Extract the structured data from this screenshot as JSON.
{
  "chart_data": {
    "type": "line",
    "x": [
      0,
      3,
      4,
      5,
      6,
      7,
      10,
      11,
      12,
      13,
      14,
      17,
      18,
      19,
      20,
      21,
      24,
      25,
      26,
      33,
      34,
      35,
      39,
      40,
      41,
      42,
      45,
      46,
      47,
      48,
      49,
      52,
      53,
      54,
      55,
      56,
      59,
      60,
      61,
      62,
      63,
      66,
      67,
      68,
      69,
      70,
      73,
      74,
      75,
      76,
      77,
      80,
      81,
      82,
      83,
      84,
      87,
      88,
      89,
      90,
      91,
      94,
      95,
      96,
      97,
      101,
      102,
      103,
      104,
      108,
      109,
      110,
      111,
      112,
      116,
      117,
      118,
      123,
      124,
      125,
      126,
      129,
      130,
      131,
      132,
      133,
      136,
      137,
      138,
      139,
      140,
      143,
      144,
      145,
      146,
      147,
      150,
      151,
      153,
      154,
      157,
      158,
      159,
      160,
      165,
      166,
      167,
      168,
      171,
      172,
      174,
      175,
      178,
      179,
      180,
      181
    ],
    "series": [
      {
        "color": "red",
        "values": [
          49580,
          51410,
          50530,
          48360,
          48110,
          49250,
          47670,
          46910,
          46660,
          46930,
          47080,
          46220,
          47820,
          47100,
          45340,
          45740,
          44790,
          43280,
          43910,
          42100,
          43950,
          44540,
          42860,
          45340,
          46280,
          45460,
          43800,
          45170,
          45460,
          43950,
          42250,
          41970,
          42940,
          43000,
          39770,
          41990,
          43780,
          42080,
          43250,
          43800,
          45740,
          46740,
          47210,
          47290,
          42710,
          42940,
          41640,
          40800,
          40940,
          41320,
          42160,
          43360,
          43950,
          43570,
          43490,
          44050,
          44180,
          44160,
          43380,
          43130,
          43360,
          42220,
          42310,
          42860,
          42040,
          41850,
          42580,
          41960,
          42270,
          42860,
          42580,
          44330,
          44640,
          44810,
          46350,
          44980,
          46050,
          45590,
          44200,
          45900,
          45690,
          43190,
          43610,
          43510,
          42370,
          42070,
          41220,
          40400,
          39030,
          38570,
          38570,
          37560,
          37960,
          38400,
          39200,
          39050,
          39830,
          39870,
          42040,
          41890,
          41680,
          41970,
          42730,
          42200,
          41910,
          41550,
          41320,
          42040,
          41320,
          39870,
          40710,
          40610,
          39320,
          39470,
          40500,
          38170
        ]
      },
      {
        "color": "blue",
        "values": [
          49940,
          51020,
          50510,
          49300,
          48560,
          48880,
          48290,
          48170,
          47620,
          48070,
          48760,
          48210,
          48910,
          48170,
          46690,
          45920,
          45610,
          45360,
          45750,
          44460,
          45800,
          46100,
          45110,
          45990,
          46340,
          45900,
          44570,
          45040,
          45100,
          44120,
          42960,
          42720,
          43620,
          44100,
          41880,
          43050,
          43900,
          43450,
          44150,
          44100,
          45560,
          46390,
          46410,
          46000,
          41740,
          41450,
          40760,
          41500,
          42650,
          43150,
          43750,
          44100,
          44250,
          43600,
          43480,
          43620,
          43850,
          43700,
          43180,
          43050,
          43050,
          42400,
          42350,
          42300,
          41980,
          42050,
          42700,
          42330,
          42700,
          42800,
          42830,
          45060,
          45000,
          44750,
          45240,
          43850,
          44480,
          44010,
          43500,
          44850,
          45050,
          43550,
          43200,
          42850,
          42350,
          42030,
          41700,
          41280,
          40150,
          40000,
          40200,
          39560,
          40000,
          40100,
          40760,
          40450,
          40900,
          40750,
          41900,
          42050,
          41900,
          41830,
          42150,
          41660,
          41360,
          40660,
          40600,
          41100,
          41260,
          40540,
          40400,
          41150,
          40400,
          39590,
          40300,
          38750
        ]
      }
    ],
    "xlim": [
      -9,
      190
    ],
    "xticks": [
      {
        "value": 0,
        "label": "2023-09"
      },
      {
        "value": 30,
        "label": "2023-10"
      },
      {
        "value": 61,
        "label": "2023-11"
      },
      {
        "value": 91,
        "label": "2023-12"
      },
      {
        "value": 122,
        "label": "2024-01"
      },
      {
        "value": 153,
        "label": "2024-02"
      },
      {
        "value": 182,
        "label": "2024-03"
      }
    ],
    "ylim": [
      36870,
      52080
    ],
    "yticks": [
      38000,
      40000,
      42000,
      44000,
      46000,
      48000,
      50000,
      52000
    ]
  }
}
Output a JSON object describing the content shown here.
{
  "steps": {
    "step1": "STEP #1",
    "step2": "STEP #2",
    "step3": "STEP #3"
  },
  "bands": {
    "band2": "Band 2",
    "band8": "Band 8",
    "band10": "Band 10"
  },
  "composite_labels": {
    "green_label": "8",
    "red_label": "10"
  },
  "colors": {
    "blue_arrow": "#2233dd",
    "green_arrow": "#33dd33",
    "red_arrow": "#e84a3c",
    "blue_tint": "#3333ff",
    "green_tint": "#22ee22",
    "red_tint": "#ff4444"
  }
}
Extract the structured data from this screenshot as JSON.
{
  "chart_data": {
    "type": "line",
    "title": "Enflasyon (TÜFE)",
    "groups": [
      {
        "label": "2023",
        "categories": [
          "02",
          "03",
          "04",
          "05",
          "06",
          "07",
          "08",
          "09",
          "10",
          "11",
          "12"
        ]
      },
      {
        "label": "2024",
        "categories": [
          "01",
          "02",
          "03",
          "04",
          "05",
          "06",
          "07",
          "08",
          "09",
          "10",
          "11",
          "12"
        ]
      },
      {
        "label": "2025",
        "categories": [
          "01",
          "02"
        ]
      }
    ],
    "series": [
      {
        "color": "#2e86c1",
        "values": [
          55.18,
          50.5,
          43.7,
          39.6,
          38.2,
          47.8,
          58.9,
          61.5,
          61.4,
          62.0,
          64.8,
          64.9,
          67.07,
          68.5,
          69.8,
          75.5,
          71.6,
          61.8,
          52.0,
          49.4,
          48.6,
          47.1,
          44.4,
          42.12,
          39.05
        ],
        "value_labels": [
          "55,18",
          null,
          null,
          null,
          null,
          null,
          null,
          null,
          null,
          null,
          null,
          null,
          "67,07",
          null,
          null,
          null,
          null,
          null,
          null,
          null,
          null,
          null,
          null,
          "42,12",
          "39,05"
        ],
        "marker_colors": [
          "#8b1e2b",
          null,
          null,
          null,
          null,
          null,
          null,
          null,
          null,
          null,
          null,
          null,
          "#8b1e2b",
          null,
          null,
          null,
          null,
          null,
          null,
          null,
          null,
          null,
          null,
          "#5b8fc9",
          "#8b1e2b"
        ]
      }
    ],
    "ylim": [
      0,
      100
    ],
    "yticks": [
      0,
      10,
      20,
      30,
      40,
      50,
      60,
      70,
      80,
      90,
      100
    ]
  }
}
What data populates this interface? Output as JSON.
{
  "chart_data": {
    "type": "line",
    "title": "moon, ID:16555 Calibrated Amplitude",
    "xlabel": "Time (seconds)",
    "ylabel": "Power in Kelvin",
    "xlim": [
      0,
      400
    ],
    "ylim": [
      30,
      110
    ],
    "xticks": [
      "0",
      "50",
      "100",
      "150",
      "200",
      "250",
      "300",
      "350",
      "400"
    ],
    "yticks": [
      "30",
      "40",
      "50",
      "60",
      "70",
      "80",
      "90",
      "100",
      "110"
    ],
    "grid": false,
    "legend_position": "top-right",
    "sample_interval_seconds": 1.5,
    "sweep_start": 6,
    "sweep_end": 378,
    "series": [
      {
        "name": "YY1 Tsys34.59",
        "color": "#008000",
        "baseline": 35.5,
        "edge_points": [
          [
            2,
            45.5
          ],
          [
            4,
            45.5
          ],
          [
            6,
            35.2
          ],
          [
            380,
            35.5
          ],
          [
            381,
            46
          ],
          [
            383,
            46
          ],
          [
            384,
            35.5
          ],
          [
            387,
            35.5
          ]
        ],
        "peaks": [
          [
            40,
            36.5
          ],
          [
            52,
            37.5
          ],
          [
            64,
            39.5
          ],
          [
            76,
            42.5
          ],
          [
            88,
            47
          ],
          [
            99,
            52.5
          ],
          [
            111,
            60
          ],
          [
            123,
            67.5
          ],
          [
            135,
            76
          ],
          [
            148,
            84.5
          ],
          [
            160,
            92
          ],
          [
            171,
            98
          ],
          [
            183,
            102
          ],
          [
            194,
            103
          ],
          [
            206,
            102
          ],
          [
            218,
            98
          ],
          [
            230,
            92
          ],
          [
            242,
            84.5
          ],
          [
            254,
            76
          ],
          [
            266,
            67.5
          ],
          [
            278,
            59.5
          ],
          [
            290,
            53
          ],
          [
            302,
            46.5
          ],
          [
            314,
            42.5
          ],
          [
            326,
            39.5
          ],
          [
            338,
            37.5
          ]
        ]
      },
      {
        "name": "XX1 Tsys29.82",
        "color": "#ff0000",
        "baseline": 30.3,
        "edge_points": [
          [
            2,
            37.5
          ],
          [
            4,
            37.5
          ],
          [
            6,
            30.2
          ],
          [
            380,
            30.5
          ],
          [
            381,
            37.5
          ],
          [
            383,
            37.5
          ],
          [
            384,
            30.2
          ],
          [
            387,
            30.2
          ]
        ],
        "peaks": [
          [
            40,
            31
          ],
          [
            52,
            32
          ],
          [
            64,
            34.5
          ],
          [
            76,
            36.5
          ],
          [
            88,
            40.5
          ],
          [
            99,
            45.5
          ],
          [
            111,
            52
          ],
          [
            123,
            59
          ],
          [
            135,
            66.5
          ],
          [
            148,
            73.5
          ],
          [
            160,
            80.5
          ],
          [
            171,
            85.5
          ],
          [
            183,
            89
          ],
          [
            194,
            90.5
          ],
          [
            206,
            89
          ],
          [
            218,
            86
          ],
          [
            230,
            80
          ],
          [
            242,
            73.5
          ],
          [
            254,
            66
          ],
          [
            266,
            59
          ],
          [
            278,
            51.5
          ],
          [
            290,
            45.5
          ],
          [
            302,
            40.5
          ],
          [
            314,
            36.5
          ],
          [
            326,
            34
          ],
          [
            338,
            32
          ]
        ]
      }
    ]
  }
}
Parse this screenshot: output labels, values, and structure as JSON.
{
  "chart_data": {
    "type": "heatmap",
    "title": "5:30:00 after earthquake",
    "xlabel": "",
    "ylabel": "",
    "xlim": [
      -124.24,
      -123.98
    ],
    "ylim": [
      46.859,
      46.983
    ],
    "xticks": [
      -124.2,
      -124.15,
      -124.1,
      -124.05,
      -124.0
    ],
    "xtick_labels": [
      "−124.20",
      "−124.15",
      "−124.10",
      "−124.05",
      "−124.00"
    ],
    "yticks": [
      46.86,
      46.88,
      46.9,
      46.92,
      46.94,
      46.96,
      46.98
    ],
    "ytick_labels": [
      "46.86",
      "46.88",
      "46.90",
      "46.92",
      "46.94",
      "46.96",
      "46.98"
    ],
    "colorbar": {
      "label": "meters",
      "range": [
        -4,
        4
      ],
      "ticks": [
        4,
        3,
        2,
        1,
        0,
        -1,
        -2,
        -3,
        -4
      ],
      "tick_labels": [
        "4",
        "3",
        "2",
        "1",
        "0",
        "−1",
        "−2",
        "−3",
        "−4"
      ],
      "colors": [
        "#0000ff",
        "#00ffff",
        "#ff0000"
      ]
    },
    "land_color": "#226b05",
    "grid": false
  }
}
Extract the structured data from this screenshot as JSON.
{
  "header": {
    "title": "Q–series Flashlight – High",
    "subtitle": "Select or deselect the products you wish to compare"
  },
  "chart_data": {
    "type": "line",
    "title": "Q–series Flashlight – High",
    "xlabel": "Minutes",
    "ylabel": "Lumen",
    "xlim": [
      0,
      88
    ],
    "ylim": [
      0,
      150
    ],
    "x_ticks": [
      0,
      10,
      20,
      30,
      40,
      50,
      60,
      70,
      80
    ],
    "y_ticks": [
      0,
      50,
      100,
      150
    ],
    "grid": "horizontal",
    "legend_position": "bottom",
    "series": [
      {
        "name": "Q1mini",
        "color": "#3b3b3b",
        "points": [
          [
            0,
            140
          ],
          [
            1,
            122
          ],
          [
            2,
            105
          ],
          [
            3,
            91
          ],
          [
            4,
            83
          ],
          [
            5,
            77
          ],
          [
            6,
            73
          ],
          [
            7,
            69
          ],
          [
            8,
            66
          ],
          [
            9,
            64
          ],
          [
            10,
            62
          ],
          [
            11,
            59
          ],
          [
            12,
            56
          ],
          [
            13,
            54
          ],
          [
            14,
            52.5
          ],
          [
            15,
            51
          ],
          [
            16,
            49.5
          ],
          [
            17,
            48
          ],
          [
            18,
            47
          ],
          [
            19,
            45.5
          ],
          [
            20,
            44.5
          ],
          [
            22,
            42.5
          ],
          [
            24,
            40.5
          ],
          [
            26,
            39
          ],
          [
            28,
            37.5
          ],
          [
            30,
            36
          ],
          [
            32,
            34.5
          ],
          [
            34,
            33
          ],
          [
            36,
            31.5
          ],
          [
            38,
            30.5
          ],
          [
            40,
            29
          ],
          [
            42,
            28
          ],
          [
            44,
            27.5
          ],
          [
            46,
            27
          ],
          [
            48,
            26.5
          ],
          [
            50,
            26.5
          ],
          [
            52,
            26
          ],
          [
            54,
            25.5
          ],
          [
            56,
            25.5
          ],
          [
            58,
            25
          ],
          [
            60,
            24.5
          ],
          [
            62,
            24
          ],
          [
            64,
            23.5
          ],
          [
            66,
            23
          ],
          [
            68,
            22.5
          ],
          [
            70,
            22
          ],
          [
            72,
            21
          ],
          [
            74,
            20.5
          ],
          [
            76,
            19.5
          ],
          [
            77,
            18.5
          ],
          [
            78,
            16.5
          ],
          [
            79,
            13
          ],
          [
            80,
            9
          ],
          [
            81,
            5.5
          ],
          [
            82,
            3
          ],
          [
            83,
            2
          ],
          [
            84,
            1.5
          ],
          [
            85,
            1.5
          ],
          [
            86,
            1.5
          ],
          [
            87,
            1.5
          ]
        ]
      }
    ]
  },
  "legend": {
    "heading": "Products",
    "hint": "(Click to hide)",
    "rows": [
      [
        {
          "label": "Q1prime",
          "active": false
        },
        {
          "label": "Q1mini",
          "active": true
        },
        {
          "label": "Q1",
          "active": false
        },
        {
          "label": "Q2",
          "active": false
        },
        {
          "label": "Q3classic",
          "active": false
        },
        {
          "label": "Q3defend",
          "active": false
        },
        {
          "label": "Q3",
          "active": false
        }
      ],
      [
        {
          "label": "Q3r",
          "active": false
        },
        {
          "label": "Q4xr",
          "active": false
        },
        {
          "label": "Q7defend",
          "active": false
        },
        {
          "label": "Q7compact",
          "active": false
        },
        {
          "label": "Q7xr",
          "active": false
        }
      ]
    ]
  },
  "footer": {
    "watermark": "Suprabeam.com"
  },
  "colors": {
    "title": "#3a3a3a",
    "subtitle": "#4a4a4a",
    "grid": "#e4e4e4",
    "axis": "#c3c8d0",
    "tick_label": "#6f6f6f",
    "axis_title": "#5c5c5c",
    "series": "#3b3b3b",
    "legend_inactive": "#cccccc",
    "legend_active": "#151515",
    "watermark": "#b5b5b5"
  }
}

········

__Task to carry out__
Copy all lines of the material above where the string "subtitle" occurs.

__Answer to the task__
    "subtitle": "Select or deselect the products you wish to compare"
    "subtitle": "#4a4a4a",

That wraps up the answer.